GIVEN REQUEST: Among the lines below, how many carry the string "spread"? Reply with a number and nothing else.

##### DATA PROVIDED #####

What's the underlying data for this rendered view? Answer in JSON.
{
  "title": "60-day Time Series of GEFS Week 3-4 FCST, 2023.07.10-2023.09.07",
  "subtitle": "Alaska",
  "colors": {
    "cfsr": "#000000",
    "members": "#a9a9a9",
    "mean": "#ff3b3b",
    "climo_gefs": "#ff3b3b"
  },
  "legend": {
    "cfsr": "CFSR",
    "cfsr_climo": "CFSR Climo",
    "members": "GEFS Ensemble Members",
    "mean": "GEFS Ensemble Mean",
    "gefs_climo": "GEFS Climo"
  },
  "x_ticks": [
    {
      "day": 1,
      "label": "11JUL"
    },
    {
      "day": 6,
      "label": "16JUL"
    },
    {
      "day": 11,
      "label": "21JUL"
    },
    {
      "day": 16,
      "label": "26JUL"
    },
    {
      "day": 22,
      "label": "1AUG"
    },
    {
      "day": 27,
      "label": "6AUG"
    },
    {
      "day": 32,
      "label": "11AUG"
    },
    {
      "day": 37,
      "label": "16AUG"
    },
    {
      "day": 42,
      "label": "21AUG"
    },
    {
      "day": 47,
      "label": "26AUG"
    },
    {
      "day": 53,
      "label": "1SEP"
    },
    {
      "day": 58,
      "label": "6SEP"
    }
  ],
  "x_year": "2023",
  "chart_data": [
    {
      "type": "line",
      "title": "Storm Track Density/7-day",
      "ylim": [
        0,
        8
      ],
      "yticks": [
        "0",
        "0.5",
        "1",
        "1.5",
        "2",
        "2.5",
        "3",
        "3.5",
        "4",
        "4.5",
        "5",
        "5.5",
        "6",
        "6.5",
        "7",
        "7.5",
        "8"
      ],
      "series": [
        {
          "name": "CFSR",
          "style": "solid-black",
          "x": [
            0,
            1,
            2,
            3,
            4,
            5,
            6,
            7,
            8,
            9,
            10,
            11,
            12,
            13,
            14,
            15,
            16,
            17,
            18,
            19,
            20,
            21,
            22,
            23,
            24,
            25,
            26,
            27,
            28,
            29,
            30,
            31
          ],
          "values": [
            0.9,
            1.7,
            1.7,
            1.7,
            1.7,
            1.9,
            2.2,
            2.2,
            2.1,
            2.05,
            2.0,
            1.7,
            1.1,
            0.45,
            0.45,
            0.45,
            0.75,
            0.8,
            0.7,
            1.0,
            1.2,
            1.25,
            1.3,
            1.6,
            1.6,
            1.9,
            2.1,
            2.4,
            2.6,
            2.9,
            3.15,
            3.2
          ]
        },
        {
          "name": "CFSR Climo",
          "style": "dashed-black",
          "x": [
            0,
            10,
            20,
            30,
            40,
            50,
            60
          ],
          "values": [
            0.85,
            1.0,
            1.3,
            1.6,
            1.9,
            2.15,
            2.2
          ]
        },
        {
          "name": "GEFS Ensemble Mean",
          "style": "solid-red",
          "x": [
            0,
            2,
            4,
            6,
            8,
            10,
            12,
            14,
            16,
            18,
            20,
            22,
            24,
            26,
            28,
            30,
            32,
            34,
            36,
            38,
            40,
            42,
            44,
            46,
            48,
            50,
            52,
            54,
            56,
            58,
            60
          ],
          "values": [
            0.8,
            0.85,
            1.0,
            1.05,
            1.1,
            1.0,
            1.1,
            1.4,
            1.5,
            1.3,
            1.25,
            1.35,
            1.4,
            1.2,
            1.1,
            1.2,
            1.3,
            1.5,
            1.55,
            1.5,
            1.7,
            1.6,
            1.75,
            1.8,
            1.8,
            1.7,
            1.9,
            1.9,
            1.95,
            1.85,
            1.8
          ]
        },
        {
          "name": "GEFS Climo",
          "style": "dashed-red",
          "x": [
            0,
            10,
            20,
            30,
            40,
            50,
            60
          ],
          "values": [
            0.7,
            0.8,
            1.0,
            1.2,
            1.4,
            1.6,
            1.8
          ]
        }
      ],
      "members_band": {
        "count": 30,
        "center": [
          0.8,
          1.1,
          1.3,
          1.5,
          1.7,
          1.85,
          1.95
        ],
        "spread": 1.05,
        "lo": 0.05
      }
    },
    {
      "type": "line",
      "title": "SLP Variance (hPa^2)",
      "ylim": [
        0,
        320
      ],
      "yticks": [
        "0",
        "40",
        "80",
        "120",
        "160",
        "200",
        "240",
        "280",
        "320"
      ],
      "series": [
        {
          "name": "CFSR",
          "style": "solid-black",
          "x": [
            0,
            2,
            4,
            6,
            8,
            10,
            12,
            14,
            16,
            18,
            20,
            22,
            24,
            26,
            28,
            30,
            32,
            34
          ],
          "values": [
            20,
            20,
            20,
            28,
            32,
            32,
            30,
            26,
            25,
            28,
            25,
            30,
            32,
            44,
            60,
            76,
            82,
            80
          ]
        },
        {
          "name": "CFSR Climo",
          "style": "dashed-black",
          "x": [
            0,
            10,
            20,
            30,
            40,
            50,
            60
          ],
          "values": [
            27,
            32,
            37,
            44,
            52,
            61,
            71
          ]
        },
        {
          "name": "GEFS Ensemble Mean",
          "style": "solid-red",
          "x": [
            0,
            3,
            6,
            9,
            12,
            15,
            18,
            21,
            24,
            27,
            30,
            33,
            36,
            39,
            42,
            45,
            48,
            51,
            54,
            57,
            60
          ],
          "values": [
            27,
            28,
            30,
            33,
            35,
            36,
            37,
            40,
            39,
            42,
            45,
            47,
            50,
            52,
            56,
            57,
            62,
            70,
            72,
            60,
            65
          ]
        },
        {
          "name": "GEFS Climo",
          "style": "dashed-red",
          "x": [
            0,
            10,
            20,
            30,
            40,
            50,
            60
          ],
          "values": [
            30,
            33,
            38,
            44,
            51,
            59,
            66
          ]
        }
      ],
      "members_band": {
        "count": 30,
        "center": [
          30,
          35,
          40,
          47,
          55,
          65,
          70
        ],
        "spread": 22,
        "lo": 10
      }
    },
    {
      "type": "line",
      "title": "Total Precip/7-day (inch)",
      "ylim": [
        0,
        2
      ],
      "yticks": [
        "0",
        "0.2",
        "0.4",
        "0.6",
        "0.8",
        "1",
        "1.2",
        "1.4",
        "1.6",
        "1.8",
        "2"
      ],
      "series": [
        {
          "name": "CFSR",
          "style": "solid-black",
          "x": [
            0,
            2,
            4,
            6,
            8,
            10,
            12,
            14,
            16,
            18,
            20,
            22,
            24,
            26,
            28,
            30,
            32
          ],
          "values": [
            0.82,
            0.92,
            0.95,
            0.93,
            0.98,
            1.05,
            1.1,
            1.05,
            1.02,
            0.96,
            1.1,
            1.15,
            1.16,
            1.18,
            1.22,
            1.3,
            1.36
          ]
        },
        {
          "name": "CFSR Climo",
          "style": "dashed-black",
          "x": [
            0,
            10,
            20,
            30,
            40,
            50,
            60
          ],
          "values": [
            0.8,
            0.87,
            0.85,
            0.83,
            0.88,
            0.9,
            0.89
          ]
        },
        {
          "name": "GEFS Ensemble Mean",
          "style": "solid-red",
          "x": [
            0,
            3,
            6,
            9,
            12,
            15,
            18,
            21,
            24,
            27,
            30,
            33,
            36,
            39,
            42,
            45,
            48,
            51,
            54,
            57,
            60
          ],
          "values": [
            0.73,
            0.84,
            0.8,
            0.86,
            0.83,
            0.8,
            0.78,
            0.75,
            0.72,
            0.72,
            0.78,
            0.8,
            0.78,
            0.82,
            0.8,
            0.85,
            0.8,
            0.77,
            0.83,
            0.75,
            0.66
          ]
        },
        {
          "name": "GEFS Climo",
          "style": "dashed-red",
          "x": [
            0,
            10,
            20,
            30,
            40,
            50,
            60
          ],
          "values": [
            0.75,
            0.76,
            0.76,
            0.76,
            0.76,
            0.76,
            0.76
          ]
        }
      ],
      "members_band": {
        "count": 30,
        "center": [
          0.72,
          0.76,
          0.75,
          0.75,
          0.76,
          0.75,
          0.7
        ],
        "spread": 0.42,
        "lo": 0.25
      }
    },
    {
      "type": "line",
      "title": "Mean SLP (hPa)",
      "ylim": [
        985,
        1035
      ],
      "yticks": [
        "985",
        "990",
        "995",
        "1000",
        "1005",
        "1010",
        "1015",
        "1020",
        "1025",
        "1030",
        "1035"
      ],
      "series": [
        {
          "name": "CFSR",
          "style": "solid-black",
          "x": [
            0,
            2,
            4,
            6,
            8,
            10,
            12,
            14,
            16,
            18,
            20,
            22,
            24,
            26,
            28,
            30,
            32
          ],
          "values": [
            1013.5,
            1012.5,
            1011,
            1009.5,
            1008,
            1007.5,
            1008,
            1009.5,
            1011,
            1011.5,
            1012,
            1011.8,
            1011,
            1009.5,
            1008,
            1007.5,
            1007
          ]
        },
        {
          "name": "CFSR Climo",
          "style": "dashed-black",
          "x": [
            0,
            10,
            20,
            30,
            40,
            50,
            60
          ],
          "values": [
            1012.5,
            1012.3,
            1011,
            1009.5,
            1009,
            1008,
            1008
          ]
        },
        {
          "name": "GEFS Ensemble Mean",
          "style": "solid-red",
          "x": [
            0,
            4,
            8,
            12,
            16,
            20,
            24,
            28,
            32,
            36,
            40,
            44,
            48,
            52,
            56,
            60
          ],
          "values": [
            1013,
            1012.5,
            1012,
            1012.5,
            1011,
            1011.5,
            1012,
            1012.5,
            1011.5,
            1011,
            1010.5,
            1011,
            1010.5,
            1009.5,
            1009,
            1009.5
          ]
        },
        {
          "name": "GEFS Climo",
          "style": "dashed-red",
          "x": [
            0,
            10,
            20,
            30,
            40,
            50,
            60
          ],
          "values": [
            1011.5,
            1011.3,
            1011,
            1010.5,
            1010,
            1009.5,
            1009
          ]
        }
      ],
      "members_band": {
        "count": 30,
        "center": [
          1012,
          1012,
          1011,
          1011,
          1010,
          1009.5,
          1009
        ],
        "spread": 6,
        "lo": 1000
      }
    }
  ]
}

#####

WORKED SOLUTION: 4